Data records:

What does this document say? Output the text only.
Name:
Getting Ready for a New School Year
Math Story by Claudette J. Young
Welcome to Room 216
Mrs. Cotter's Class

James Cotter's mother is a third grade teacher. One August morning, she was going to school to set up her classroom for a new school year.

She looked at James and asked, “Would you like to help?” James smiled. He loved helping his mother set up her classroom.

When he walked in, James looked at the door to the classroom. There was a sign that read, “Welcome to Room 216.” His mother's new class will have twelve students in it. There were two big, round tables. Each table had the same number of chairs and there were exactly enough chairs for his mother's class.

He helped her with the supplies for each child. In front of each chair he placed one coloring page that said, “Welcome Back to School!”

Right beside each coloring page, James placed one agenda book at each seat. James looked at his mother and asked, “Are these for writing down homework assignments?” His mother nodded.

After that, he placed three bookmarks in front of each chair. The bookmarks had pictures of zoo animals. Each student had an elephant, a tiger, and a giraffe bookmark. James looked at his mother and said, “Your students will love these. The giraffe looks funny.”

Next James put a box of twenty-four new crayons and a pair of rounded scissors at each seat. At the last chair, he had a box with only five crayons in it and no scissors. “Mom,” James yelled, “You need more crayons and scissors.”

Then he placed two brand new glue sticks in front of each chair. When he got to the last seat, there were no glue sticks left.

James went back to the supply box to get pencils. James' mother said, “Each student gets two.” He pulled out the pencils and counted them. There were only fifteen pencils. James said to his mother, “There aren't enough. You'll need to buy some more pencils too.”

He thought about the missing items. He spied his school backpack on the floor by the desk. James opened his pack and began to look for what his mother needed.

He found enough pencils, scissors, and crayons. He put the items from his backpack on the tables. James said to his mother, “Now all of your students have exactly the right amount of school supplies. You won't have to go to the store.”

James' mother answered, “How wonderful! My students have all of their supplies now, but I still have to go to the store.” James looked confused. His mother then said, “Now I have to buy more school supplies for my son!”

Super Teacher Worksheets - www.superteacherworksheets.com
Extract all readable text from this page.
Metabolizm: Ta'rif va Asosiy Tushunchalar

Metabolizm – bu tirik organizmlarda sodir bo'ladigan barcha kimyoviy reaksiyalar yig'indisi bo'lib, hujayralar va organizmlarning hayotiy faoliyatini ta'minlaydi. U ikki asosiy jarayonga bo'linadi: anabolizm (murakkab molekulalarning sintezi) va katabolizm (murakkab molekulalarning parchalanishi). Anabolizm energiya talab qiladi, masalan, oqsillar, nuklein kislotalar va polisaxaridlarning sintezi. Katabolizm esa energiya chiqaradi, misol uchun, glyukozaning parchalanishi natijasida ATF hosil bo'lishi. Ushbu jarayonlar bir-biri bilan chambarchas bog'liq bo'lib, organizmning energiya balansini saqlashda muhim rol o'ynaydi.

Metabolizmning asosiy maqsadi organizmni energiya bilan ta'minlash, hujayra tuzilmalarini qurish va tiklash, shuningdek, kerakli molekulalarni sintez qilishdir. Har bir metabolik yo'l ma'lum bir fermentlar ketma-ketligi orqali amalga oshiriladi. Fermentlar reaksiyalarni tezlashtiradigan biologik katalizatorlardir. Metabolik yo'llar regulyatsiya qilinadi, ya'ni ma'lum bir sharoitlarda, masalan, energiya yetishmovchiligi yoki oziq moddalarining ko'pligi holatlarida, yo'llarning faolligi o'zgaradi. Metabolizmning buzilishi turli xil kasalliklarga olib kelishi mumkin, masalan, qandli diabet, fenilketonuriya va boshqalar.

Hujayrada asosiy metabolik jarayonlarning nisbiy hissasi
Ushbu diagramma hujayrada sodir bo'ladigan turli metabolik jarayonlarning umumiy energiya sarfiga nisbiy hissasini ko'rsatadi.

**STATED TASK:** Extract each line of the material exactly as it stands.

**EXERCISE OUTPUT:**
What does this document say? Output the text only.
Name:
Getting Ready for a New School Year
Math Story by Claudette J. Young
Welcome to Room 216
Mrs. Cotter's Class

James Cotter's mother is a third grade teacher. One August morning, she was going to school to set up her classroom for a new school year.

She looked at James and asked, “Would you like to help?” James smiled. He loved helping his mother set up her classroom.

When he walked in, James looked at the door to the classroom. There was a sign that read, “Welcome to Room 216.” His mother's new class will have twelve students in it. There were two big, round tables. Each table had the same number of chairs and there were exactly enough chairs for his mother's class.

He helped her with the supplies for each child. In front of each chair he placed one coloring page that said, “Welcome Back to School!”

Right beside each coloring page, James placed one agenda book at each seat. James looked at his mother and asked, “Are these for writing down homework assignments?” His mother nodded.

After that, he placed three bookmarks in front of each chair. The bookmarks had pictures of zoo animals. Each student had an elephant, a tiger, and a giraffe bookmark. James looked at his mother and said, “Your students will love these. The giraffe looks funny.”

Next James put a box of twenty-four new crayons and a pair of rounded scissors at each seat. At the last chair, he had a box with only five crayons in it and no scissors. “Mom,” James yelled, “You need more crayons and scissors.”

Then he placed two brand new glue sticks in front of each chair. When he got to the last seat, there were no glue sticks left.

James went back to the supply box to get pencils. James' mother said, “Each student gets two.” He pulled out the pencils and counted them. There were only fifteen pencils. James said to his mother, “There aren't enough. You'll need to buy some more pencils too.”

He thought about the missing items. He spied his school backpack on the floor by the desk. James opened his pack and began to look for what his mother needed.

He found enough pencils, scissors, and crayons. He put the items from his backpack on the tables. James said to his mother, “Now all of your students have exactly the right amount of school supplies. You won't have to go to the store.”

James' mother answered, “How wonderful! My students have all of their supplies now, but I still have to go to the store.” James looked confused. His mother then said, “Now I have to buy more school supplies for my son!”

Super Teacher Worksheets - www.superteacherworksheets.com
Extract all readable text from this page.
Metabolizm: Ta'rif va Asosiy Tushunchalar

Metabolizm – bu tirik organizmlarda sodir bo'ladigan barcha kimyoviy reaksiyalar yig'indisi bo'lib, hujayralar va organizmlarning hayotiy faoliyatini ta'minlaydi. U ikki asosiy jarayonga bo'linadi: anabolizm (murakkab molekulalarning sintezi) va katabolizm (murakkab molekulalarning parchalanishi). Anabolizm energiya talab qiladi, masalan, oqsillar, nuklein kislotalar va polisaxaridlarning sintezi. Katabolizm esa energiya chiqaradi, misol uchun, glyukozaning parchalanishi natijasida ATF hosil bo'lishi. Ushbu jarayonlar bir-biri bilan chambarchas bog'liq bo'lib, organizmning energiya balansini saqlashda muhim rol o'ynaydi.

Metabolizmning asosiy maqsadi organizmni energiya bilan ta'minlash, hujayra tuzilmalarini qurish va tiklash, shuningdek, kerakli molekulalarni sintez qilishdir. Har bir metabolik yo'l ma'lum bir fermentlar ketma-ketligi orqali amalga oshiriladi. Fermentlar reaksiyalarni tezlashtiradigan biologik katalizatorlardir. Metabolik yo'llar regulyatsiya qilinadi, ya'ni ma'lum bir sharoitlarda, masalan, energiya yetishmovchiligi yoki oziq moddalarining ko'pligi holatlarida, yo'llarning faolligi o'zgaradi. Metabolizmning buzilishi turli xil kasalliklarga olib kelishi mumkin, masalan, qandli diabet, fenilketonuriya va boshqalar.

Hujayrada asosiy metabolik jarayonlarning nisbiy hissasi
Ushbu diagramma hujayrada sodir bo'ladigan turli metabolik jarayonlarning umumiy energiya sarfiga nisbiy hissasini ko'rsatadi.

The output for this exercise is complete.